Goal: Emit the data below verbatim, stripping out any pictures.

Dataset:
+ + + + +

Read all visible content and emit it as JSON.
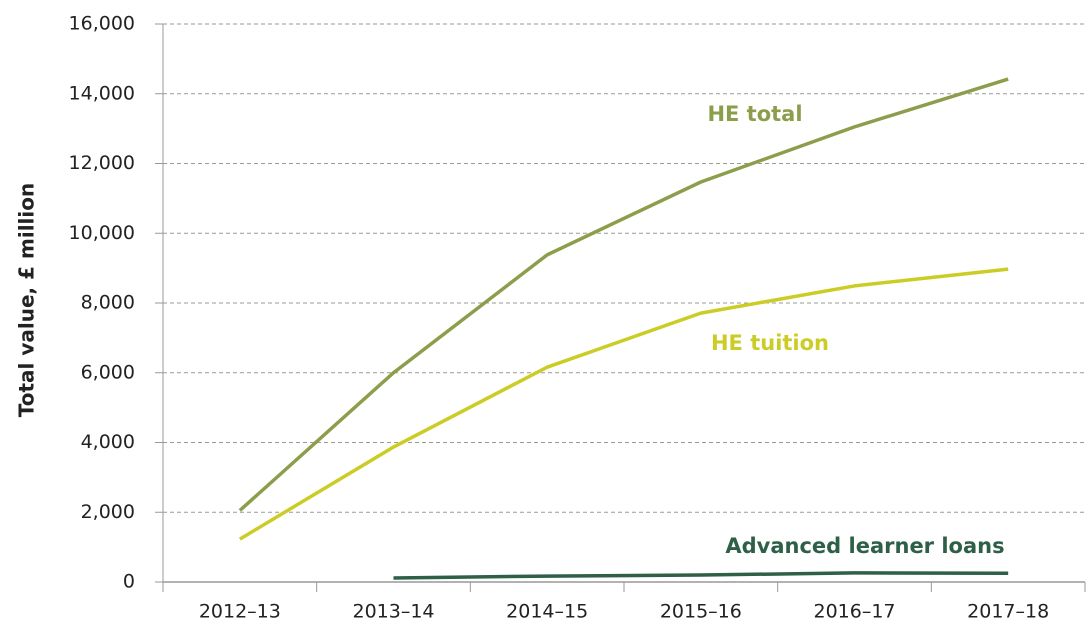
{
  "chart_data": {
    "type": "line",
    "y_label": "Total value, £ million",
    "categories": [
      "2012–13",
      "2013–14",
      "2014–15",
      "2015–16",
      "2016–17",
      "2017–18"
    ],
    "series": [
      {
        "name": "HE total",
        "color": "#8c9e4b",
        "values": [
          2050,
          6000,
          9380,
          11470,
          13050,
          14420
        ]
      },
      {
        "name": "HE tuition",
        "color": "#cbcd26",
        "values": [
          1230,
          3870,
          6160,
          7710,
          8490,
          8970
        ]
      },
      {
        "name": "Advanced learner loans",
        "color": "#2e5f47",
        "values": [
          null,
          115,
          170,
          200,
          260,
          250
        ]
      }
    ],
    "ylim": [
      0,
      16000
    ],
    "yticks": [
      0,
      {
        "value": 2000,
        "label": "2,000"
      },
      {
        "value": 4000,
        "label": "4,000"
      },
      {
        "value": 6000,
        "label": "6,000"
      },
      {
        "value": 8000,
        "label": "8,000"
      },
      {
        "value": 10000,
        "label": "10,000"
      },
      {
        "value": 12000,
        "label": "12,000"
      },
      {
        "value": 14000,
        "label": "14,000"
      },
      {
        "value": 16000,
        "label": "16,000"
      }
    ],
    "grid": true
  }
}
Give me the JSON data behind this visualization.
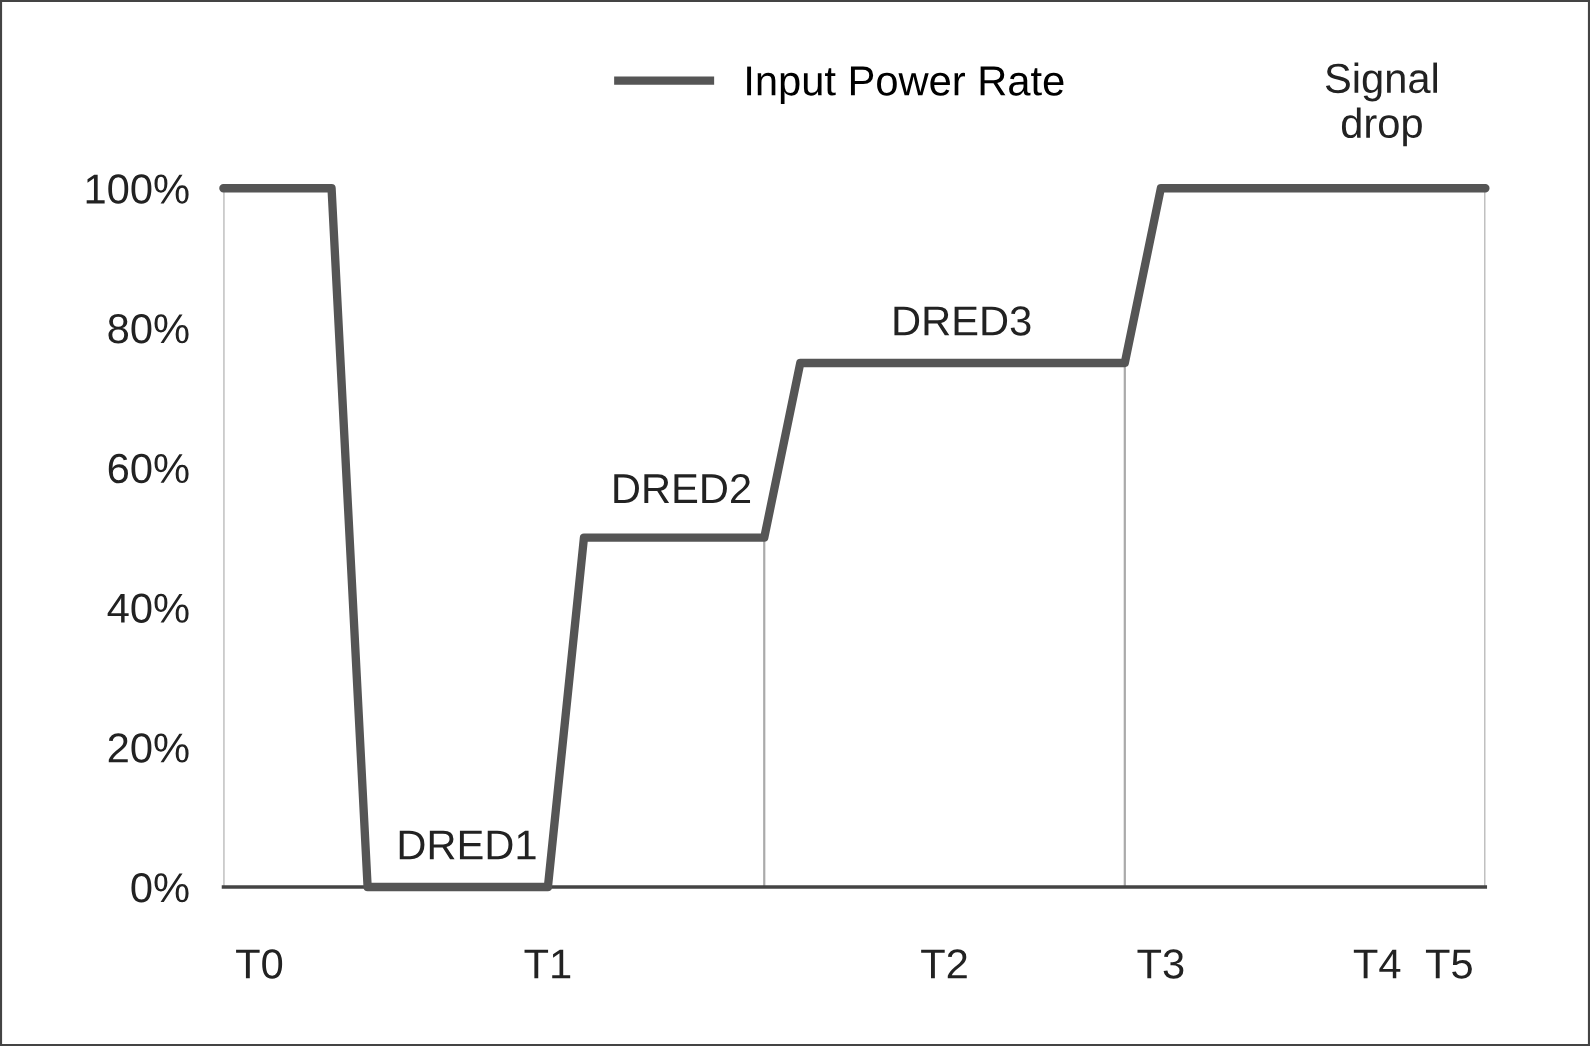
{
  "chart_data": {
    "type": "line",
    "categories": [
      null,
      "T0",
      null,
      null,
      null,
      null,
      null,
      null,
      null,
      "T1",
      null,
      null,
      null,
      null,
      null,
      null,
      null,
      null,
      null,
      null,
      "T2",
      null,
      null,
      null,
      null,
      null,
      "T3",
      null,
      null,
      null,
      null,
      null,
      "T4",
      null,
      "T5",
      null
    ],
    "series": [
      {
        "name": "Input Power Rate",
        "color": "#555555",
        "values": [
          100,
          100,
          100,
          100,
          0,
          0,
          0,
          0,
          0,
          0,
          50,
          50,
          50,
          50,
          50,
          50,
          75,
          75,
          75,
          75,
          75,
          75,
          75,
          75,
          75,
          75,
          100,
          100,
          100,
          100,
          100,
          100,
          100,
          100,
          100,
          100
        ]
      }
    ],
    "ylim": [
      0,
      100
    ],
    "yticks": [
      {
        "value": 0,
        "label": "0%"
      },
      {
        "value": 20,
        "label": "20%"
      },
      {
        "value": 40,
        "label": "40%"
      },
      {
        "value": 60,
        "label": "60%"
      },
      {
        "value": 80,
        "label": "80%"
      },
      {
        "value": 100,
        "label": "100%"
      }
    ],
    "annotations": [
      "DRED1",
      "DRED2",
      "DRED3",
      "Signal\ndrop"
    ],
    "legend": "top",
    "marker": "none",
    "line_style": "solid"
  }
}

+ + + + +

Task output:
Read all visible content and emit it as JSON.
{
  "chart_data": {
    "type": "line",
    "y_label": "Total value, £ million",
    "categories": [
      "2012–13",
      "2013–14",
      "2014–15",
      "2015–16",
      "2016–17",
      "2017–18"
    ],
    "series": [
      {
        "name": "HE total",
        "color": "#8c9e4b",
        "values": [
          2050,
          6000,
          9380,
          11470,
          13050,
          14420
        ]
      },
      {
        "name": "HE tuition",
        "color": "#cbcd26",
        "values": [
          1230,
          3870,
          6160,
          7710,
          8490,
          8970
        ]
      },
      {
        "name": "Advanced learner loans",
        "color": "#2e5f47",
        "values": [
          null,
          115,
          170,
          200,
          260,
          250
        ]
      }
    ],
    "ylim": [
      0,
      16000
    ],
    "yticks": [
      0,
      {
        "value": 2000,
        "label": "2,000"
      },
      {
        "value": 4000,
        "label": "4,000"
      },
      {
        "value": 6000,
        "label": "6,000"
      },
      {
        "value": 8000,
        "label": "8,000"
      },
      {
        "value": 10000,
        "label": "10,000"
      },
      {
        "value": 12000,
        "label": "12,000"
      },
      {
        "value": 14000,
        "label": "14,000"
      },
      {
        "value": 16000,
        "label": "16,000"
      }
    ],
    "grid": true
  }
}
Give me the JSON data behind this visualization.
{
  "chart_data": {
    "type": "line",
    "categories": [
      null,
      "T0",
      null,
      null,
      null,
      null,
      null,
      null,
      null,
      "T1",
      null,
      null,
      null,
      null,
      null,
      null,
      null,
      null,
      null,
      null,
      "T2",
      null,
      null,
      null,
      null,
      null,
      "T3",
      null,
      null,
      null,
      null,
      null,
      "T4",
      null,
      "T5",
      null
    ],
    "series": [
      {
        "name": "Input Power Rate",
        "color": "#555555",
        "values": [
          100,
          100,
          100,
          100,
          0,
          0,
          0,
          0,
          0,
          0,
          50,
          50,
          50,
          50,
          50,
          50,
          75,
          75,
          75,
          75,
          75,
          75,
          75,
          75,
          75,
          75,
          100,
          100,
          100,
          100,
          100,
          100,
          100,
          100,
          100,
          100
        ]
      }
    ],
    "ylim": [
      0,
      100
    ],
    "yticks": [
      {
        "value": 0,
        "label": "0%"
      },
      {
        "value": 20,
        "label": "20%"
      },
      {
        "value": 40,
        "label": "40%"
      },
      {
        "value": 60,
        "label": "60%"
      },
      {
        "value": 80,
        "label": "80%"
      },
      {
        "value": 100,
        "label": "100%"
      }
    ],
    "annotations": [
      "DRED1",
      "DRED2",
      "DRED3",
      "Signal\ndrop"
    ],
    "legend": "top",
    "marker": "none",
    "line_style": "solid"
  }
}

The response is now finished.